[ENTRIES SHOWN]:
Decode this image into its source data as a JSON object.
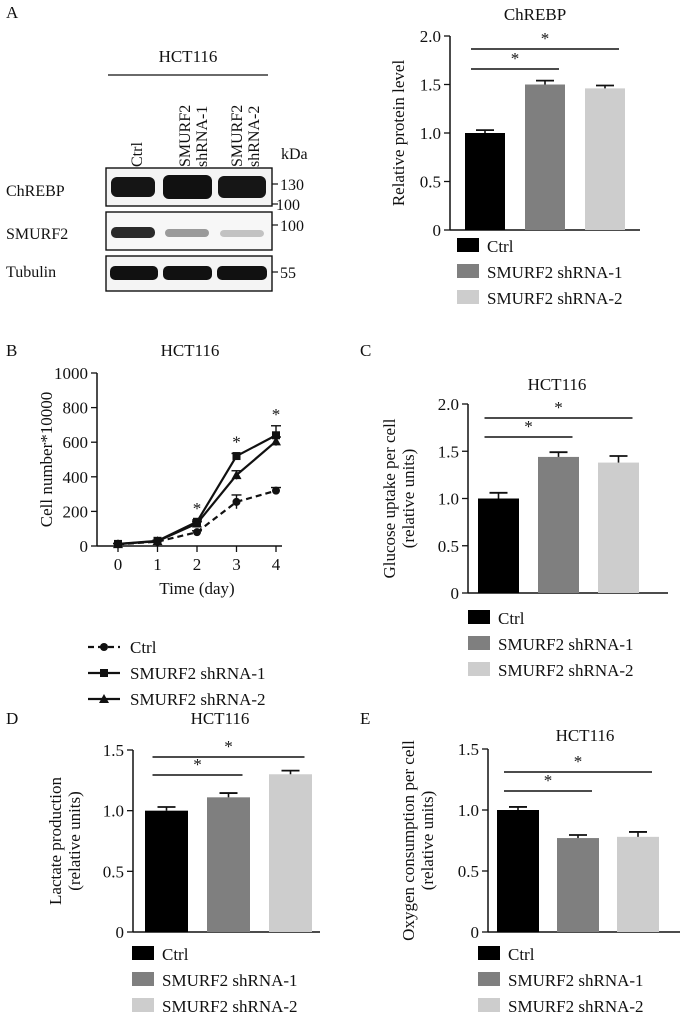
{
  "panel_letters": {
    "a": "A",
    "b": "B",
    "c": "C",
    "d": "D",
    "e": "E"
  },
  "blot": {
    "cell_line": "HCT116",
    "lanes": [
      "Ctrl",
      "SMURF2 shRNA-1",
      "SMURF2 shRNA-2"
    ],
    "kda_label": "kDa",
    "rows": [
      {
        "name": "ChREBP",
        "markers": [
          "130",
          "100"
        ]
      },
      {
        "name": "SMURF2",
        "markers": [
          "100"
        ]
      },
      {
        "name": "Tubulin",
        "markers": [
          "55"
        ]
      }
    ]
  },
  "legend_labels": [
    "Ctrl",
    "SMURF2 shRNA-1",
    "SMURF2 shRNA-2"
  ],
  "colors": {
    "ctrl": "#000000",
    "sh1": "#7f7f7f",
    "sh2": "#cdcdcd"
  },
  "chart_data": [
    {
      "panel": "A",
      "type": "bar",
      "title": "ChREBP",
      "ylabel": "Relative protein level",
      "categories": [
        "Ctrl",
        "SMURF2 shRNA-1",
        "SMURF2 shRNA-2"
      ],
      "values": [
        1.0,
        1.5,
        1.46
      ],
      "errors": [
        0.03,
        0.04,
        0.03
      ],
      "ylim": [
        0,
        2.0
      ],
      "yticks": [
        "0",
        "0.5",
        "1.0",
        "1.5",
        "2.0"
      ],
      "significance": [
        "*",
        "*"
      ],
      "legend": [
        "Ctrl",
        "SMURF2 shRNA-1",
        "SMURF2 shRNA-2"
      ]
    },
    {
      "panel": "B",
      "type": "line",
      "title": "HCT116",
      "xlabel": "Time (day)",
      "ylabel": "Cell number*10000",
      "x": [
        0,
        1,
        2,
        3,
        4
      ],
      "xticks": [
        "0",
        "1",
        "2",
        "3",
        "4"
      ],
      "ylim": [
        0,
        1000
      ],
      "yticks": [
        "0",
        "200",
        "400",
        "600",
        "800",
        "1000"
      ],
      "series": [
        {
          "name": "Ctrl",
          "values": [
            10,
            25,
            80,
            255,
            320
          ],
          "errors": [
            3,
            4,
            8,
            40,
            18
          ]
        },
        {
          "name": "SMURF2 shRNA-1",
          "values": [
            12,
            30,
            140,
            520,
            640
          ],
          "errors": [
            3,
            4,
            10,
            15,
            55
          ]
        },
        {
          "name": "SMURF2 shRNA-2",
          "values": [
            11,
            28,
            130,
            410,
            605
          ],
          "errors": [
            3,
            4,
            10,
            25,
            25
          ]
        }
      ],
      "significance": [
        "*",
        "*",
        "*"
      ]
    },
    {
      "panel": "C",
      "type": "bar",
      "title": "HCT116",
      "ylabel_lines": [
        "Glucose uptake per cell",
        "(relative units)"
      ],
      "categories": [
        "Ctrl",
        "SMURF2 shRNA-1",
        "SMURF2 shRNA-2"
      ],
      "values": [
        1.0,
        1.44,
        1.38
      ],
      "errors": [
        0.06,
        0.05,
        0.07
      ],
      "ylim": [
        0,
        2.0
      ],
      "yticks": [
        "0",
        "0.5",
        "1.0",
        "1.5",
        "2.0"
      ],
      "significance": [
        "*",
        "*"
      ],
      "legend": [
        "Ctrl",
        "SMURF2 shRNA-1",
        "SMURF2 shRNA-2"
      ]
    },
    {
      "panel": "D",
      "type": "bar",
      "title": "HCT116",
      "ylabel_lines": [
        "Lactate production",
        "(relative units)"
      ],
      "categories": [
        "Ctrl",
        "SMURF2 shRNA-1",
        "SMURF2 shRNA-2"
      ],
      "values": [
        1.0,
        1.11,
        1.3
      ],
      "errors": [
        0.03,
        0.035,
        0.03
      ],
      "ylim": [
        0,
        1.5
      ],
      "yticks": [
        "0",
        "0.5",
        "1.0",
        "1.5"
      ],
      "significance": [
        "*",
        "*"
      ],
      "legend": [
        "Ctrl",
        "SMURF2 shRNA-1",
        "SMURF2 shRNA-2"
      ]
    },
    {
      "panel": "E",
      "type": "bar",
      "title": "HCT116",
      "ylabel_lines": [
        "Oxygen consumption per cell",
        "(relative units)"
      ],
      "categories": [
        "Ctrl",
        "SMURF2 shRNA-1",
        "SMURF2 shRNA-2"
      ],
      "values": [
        1.0,
        0.77,
        0.78
      ],
      "errors": [
        0.025,
        0.025,
        0.04
      ],
      "ylim": [
        0,
        1.5
      ],
      "yticks": [
        "0",
        "0.5",
        "1.0",
        "1.5"
      ],
      "significance": [
        "*",
        "*"
      ],
      "legend": [
        "Ctrl",
        "SMURF2 shRNA-1",
        "SMURF2 shRNA-2"
      ]
    }
  ]
}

[EXERCISE BRIEF]: Word for word, set down each record shown above, omitting the pictures.

[ANSWER FOR THIS EXERCISE]:
Decode this image into its source data as a JSON object.
{
  "panel_letters": {
    "a": "A",
    "b": "B",
    "c": "C",
    "d": "D",
    "e": "E"
  },
  "blot": {
    "cell_line": "HCT116",
    "lanes": [
      "Ctrl",
      "SMURF2 shRNA-1",
      "SMURF2 shRNA-2"
    ],
    "kda_label": "kDa",
    "rows": [
      {
        "name": "ChREBP",
        "markers": [
          "130",
          "100"
        ]
      },
      {
        "name": "SMURF2",
        "markers": [
          "100"
        ]
      },
      {
        "name": "Tubulin",
        "markers": [
          "55"
        ]
      }
    ]
  },
  "legend_labels": [
    "Ctrl",
    "SMURF2 shRNA-1",
    "SMURF2 shRNA-2"
  ],
  "colors": {
    "ctrl": "#000000",
    "sh1": "#7f7f7f",
    "sh2": "#cdcdcd"
  },
  "chart_data": [
    {
      "panel": "A",
      "type": "bar",
      "title": "ChREBP",
      "ylabel": "Relative protein level",
      "categories": [
        "Ctrl",
        "SMURF2 shRNA-1",
        "SMURF2 shRNA-2"
      ],
      "values": [
        1.0,
        1.5,
        1.46
      ],
      "errors": [
        0.03,
        0.04,
        0.03
      ],
      "ylim": [
        0,
        2.0
      ],
      "yticks": [
        "0",
        "0.5",
        "1.0",
        "1.5",
        "2.0"
      ],
      "significance": [
        "*",
        "*"
      ],
      "legend": [
        "Ctrl",
        "SMURF2 shRNA-1",
        "SMURF2 shRNA-2"
      ]
    },
    {
      "panel": "B",
      "type": "line",
      "title": "HCT116",
      "xlabel": "Time (day)",
      "ylabel": "Cell number*10000",
      "x": [
        0,
        1,
        2,
        3,
        4
      ],
      "xticks": [
        "0",
        "1",
        "2",
        "3",
        "4"
      ],
      "ylim": [
        0,
        1000
      ],
      "yticks": [
        "0",
        "200",
        "400",
        "600",
        "800",
        "1000"
      ],
      "series": [
        {
          "name": "Ctrl",
          "values": [
            10,
            25,
            80,
            255,
            320
          ],
          "errors": [
            3,
            4,
            8,
            40,
            18
          ]
        },
        {
          "name": "SMURF2 shRNA-1",
          "values": [
            12,
            30,
            140,
            520,
            640
          ],
          "errors": [
            3,
            4,
            10,
            15,
            55
          ]
        },
        {
          "name": "SMURF2 shRNA-2",
          "values": [
            11,
            28,
            130,
            410,
            605
          ],
          "errors": [
            3,
            4,
            10,
            25,
            25
          ]
        }
      ],
      "significance": [
        "*",
        "*",
        "*"
      ]
    },
    {
      "panel": "C",
      "type": "bar",
      "title": "HCT116",
      "ylabel_lines": [
        "Glucose uptake per cell",
        "(relative units)"
      ],
      "categories": [
        "Ctrl",
        "SMURF2 shRNA-1",
        "SMURF2 shRNA-2"
      ],
      "values": [
        1.0,
        1.44,
        1.38
      ],
      "errors": [
        0.06,
        0.05,
        0.07
      ],
      "ylim": [
        0,
        2.0
      ],
      "yticks": [
        "0",
        "0.5",
        "1.0",
        "1.5",
        "2.0"
      ],
      "significance": [
        "*",
        "*"
      ],
      "legend": [
        "Ctrl",
        "SMURF2 shRNA-1",
        "SMURF2 shRNA-2"
      ]
    },
    {
      "panel": "D",
      "type": "bar",
      "title": "HCT116",
      "ylabel_lines": [
        "Lactate production",
        "(relative units)"
      ],
      "categories": [
        "Ctrl",
        "SMURF2 shRNA-1",
        "SMURF2 shRNA-2"
      ],
      "values": [
        1.0,
        1.11,
        1.3
      ],
      "errors": [
        0.03,
        0.035,
        0.03
      ],
      "ylim": [
        0,
        1.5
      ],
      "yticks": [
        "0",
        "0.5",
        "1.0",
        "1.5"
      ],
      "significance": [
        "*",
        "*"
      ],
      "legend": [
        "Ctrl",
        "SMURF2 shRNA-1",
        "SMURF2 shRNA-2"
      ]
    },
    {
      "panel": "E",
      "type": "bar",
      "title": "HCT116",
      "ylabel_lines": [
        "Oxygen consumption per cell",
        "(relative units)"
      ],
      "categories": [
        "Ctrl",
        "SMURF2 shRNA-1",
        "SMURF2 shRNA-2"
      ],
      "values": [
        1.0,
        0.77,
        0.78
      ],
      "errors": [
        0.025,
        0.025,
        0.04
      ],
      "ylim": [
        0,
        1.5
      ],
      "yticks": [
        "0",
        "0.5",
        "1.0",
        "1.5"
      ],
      "significance": [
        "*",
        "*"
      ],
      "legend": [
        "Ctrl",
        "SMURF2 shRNA-1",
        "SMURF2 shRNA-2"
      ]
    }
  ]
}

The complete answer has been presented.